This is a Walls To Bridges(W2B) course. That means it takes place inside the Edmonton Institution for Women (EIFW), which is a federal correctional facility. W2B classes involve equal numbers of incarcerated (“non-campus based”) students and university/college-based (“campus based”) students learning together as peers.

● NS 280 X02 Indigenous Resilience is a 3-credit course and oral participation will be more stringent than a fourth-year seminar, and the pedagogy involves a fuller responsibility toward the course’s learning goal than in a traditional classroom.

● Because the course takes place inside a correctional facility, all students must complete all necessary protocol outlined by Correctional Service of Canada. This includes a Personnel Screening, Consent and Authorization Form and fingerprinting. There is no student cost for this process. A completed Personnel Screening Form can be found at the end of the application and must accompany your completed application submission. Please fill in the form with the help of the sample sheet provided. Submit the form with your application.

● Students are responsible for their transportation to and from the Edmonton Institute for Women located at 11151 178th Street.

● Students are required to adhere to all rules and regulations dictated by the Edmonton Institution for Women while in their facility. One example includes the prohibition of cell phones, laptops, and tablets etc.

● Walls to Bridges courses include a large group project.

● The Walls to Bridges program includes guidelines that shape dynamics of privacy and respect inside and out of the classroom. An example includes a commitment from “outside” students to not investigate their classmates’ conviction histories.

By participating in this course, you consent to a “Walls to Bridges” tag on your student record so we can track the progress of the Walls to Bridges program at the University of Alberta.

++++++++++++++++++++

# WORK TO COMPLETE:
Write out the Walls to Bridges course notice again, starting with "This is a Walls" and going on through "a traditional classroom.", with "equals" substituted for "peers".

++++++++++++++++++++

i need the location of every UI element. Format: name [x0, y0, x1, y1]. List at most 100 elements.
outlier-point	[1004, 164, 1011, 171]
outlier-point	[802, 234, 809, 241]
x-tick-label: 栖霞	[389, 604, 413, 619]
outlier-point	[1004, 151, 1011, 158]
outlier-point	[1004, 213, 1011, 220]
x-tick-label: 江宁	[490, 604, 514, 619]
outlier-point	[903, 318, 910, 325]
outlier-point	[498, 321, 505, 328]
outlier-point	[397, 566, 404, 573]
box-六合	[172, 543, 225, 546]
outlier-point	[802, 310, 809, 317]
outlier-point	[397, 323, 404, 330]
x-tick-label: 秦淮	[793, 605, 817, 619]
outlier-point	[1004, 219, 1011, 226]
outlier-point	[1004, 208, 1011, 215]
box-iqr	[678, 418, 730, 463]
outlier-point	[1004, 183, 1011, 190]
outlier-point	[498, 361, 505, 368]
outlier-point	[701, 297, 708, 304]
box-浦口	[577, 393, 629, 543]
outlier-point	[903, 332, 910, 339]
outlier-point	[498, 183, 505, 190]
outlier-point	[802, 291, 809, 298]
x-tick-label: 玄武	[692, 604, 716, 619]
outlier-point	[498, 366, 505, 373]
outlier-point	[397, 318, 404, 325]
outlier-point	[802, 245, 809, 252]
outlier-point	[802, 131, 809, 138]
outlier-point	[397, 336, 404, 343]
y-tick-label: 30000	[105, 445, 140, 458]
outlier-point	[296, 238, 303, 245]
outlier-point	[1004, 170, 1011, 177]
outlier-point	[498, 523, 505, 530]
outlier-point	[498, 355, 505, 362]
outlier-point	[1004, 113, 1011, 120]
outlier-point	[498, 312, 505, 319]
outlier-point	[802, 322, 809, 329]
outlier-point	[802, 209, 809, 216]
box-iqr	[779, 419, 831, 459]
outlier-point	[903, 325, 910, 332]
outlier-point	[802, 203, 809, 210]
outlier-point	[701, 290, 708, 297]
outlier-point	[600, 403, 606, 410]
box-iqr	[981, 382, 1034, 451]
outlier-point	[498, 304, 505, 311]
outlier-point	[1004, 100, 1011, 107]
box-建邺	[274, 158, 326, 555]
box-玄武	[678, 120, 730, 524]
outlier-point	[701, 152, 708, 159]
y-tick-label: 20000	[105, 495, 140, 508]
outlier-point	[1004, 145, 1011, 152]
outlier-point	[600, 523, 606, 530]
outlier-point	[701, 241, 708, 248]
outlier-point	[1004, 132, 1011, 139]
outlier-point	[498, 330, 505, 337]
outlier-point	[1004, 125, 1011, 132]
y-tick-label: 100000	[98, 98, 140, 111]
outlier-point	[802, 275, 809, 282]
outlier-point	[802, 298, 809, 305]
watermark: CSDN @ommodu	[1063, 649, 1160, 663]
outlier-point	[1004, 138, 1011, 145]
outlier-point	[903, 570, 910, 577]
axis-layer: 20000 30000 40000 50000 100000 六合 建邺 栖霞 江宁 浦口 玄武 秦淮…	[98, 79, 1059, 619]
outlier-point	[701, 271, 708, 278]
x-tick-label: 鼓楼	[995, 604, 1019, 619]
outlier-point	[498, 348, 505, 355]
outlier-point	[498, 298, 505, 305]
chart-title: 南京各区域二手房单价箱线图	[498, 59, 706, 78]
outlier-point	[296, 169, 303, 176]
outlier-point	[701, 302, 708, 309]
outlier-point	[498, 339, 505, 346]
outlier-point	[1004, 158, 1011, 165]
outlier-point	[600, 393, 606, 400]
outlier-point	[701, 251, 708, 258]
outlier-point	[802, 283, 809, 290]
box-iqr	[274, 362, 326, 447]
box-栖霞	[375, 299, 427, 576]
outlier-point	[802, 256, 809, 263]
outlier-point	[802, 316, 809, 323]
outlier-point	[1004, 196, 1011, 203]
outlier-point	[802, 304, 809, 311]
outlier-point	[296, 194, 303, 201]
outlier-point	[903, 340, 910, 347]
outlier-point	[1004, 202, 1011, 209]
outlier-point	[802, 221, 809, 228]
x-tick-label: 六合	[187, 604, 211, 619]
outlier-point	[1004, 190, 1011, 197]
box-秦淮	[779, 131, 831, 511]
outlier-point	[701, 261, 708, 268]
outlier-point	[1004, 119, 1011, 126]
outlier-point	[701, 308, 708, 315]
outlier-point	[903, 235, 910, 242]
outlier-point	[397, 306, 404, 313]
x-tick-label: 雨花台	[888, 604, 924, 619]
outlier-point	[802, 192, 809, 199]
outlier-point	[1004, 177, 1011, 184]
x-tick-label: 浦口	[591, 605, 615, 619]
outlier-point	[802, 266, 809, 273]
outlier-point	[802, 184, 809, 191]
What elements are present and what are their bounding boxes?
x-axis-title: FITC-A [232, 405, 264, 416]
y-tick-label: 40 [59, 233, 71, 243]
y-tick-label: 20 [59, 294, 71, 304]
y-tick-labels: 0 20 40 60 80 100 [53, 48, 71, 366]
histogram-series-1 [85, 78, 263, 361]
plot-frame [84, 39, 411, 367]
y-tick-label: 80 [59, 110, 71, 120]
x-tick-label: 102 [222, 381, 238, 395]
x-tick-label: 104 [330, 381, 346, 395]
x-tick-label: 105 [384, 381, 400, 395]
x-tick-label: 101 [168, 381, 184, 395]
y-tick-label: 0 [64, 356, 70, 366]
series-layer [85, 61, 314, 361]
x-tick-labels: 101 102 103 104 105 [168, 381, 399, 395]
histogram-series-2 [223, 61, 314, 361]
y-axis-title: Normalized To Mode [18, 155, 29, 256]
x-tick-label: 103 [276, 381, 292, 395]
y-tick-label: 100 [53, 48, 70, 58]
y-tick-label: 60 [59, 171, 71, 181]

++++++++++++++++++++

# SOLVED PROBLEM:
This is a Walls To Bridges(W2B) course. That means it takes place inside the Edmonton Institution for Women (EIFW), which is a federal correctional facility. W2B classes involve equal numbers of incarcerated (“non-campus based”) students and university/college-based (“campus based”) students learning together as equals.

● NS 280 X02 Indigenous Resilience is a 3-credit course and oral participation will be more stringent than a fourth-year seminar, and the pedagogy involves a fuller responsibility toward the course’s learning goal than in a traditional classroom.